**WHAT THIS TASK INVOLVES**
The data must be written out once more, precisely as given.

--- begin ---

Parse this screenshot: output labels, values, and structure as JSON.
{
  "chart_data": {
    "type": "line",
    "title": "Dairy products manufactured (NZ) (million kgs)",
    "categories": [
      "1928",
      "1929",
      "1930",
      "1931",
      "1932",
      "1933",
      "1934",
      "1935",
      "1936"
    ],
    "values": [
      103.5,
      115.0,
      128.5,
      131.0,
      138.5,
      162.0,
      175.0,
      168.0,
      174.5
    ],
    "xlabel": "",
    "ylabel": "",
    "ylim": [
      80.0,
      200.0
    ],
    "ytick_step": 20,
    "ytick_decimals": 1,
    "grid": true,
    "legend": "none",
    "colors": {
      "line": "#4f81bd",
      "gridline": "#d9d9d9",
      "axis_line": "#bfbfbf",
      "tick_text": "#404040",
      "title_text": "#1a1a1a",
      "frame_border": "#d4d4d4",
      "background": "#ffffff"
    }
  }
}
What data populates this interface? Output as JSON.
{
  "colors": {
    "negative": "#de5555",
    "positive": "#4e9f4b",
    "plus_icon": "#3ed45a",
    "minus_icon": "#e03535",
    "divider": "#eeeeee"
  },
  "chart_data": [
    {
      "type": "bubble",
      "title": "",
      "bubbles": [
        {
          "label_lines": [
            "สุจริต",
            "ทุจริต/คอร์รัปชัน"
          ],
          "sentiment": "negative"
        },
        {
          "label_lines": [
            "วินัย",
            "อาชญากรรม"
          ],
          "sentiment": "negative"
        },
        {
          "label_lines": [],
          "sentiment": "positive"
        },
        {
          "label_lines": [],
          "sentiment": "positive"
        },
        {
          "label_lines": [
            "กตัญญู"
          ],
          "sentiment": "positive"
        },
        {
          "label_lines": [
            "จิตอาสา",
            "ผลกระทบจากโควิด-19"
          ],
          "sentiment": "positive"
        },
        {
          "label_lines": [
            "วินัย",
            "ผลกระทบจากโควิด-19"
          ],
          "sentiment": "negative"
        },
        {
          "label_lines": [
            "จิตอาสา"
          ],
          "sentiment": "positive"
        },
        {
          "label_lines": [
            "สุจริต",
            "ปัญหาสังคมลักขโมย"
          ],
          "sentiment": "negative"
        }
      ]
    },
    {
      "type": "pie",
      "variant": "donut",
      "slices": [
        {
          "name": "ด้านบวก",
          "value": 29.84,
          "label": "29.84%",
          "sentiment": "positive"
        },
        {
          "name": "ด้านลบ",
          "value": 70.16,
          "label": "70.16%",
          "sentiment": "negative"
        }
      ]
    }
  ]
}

--- end ---

**ANSWER TO THE EXERCISE**
Parse this screenshot: output labels, values, and structure as JSON.
{
  "chart_data": {
    "type": "line",
    "title": "Dairy products manufactured (NZ) (million kgs)",
    "categories": [
      "1928",
      "1929",
      "1930",
      "1931",
      "1932",
      "1933",
      "1934",
      "1935",
      "1936"
    ],
    "values": [
      103.5,
      115.0,
      128.5,
      131.0,
      138.5,
      162.0,
      175.0,
      168.0,
      174.5
    ],
    "xlabel": "",
    "ylabel": "",
    "ylim": [
      80.0,
      200.0
    ],
    "ytick_step": 20,
    "ytick_decimals": 1,
    "grid": true,
    "legend": "none",
    "colors": {
      "line": "#4f81bd",
      "gridline": "#d9d9d9",
      "axis_line": "#bfbfbf",
      "tick_text": "#404040",
      "title_text": "#1a1a1a",
      "frame_border": "#d4d4d4",
      "background": "#ffffff"
    }
  }
}
What data populates this interface? Output as JSON.
{
  "colors": {
    "negative": "#de5555",
    "positive": "#4e9f4b",
    "plus_icon": "#3ed45a",
    "minus_icon": "#e03535",
    "divider": "#eeeeee"
  },
  "chart_data": [
    {
      "type": "bubble",
      "title": "",
      "bubbles": [
        {
          "label_lines": [
            "สุจริต",
            "ทุจริต/คอร์รัปชัน"
          ],
          "sentiment": "negative"
        },
        {
          "label_lines": [
            "วินัย",
            "อาชญากรรม"
          ],
          "sentiment": "negative"
        },
        {
          "label_lines": [],
          "sentiment": "positive"
        },
        {
          "label_lines": [],
          "sentiment": "positive"
        },
        {
          "label_lines": [
            "กตัญญู"
          ],
          "sentiment": "positive"
        },
        {
          "label_lines": [
            "จิตอาสา",
            "ผลกระทบจากโควิด-19"
          ],
          "sentiment": "positive"
        },
        {
          "label_lines": [
            "วินัย",
            "ผลกระทบจากโควิด-19"
          ],
          "sentiment": "negative"
        },
        {
          "label_lines": [
            "จิตอาสา"
          ],
          "sentiment": "positive"
        },
        {
          "label_lines": [
            "สุจริต",
            "ปัญหาสังคมลักขโมย"
          ],
          "sentiment": "negative"
        }
      ]
    },
    {
      "type": "pie",
      "variant": "donut",
      "slices": [
        {
          "name": "ด้านบวก",
          "value": 29.84,
          "label": "29.84%",
          "sentiment": "positive"
        },
        {
          "name": "ด้านลบ",
          "value": 70.16,
          "label": "70.16%",
          "sentiment": "negative"
        }
      ]
    }
  ]
}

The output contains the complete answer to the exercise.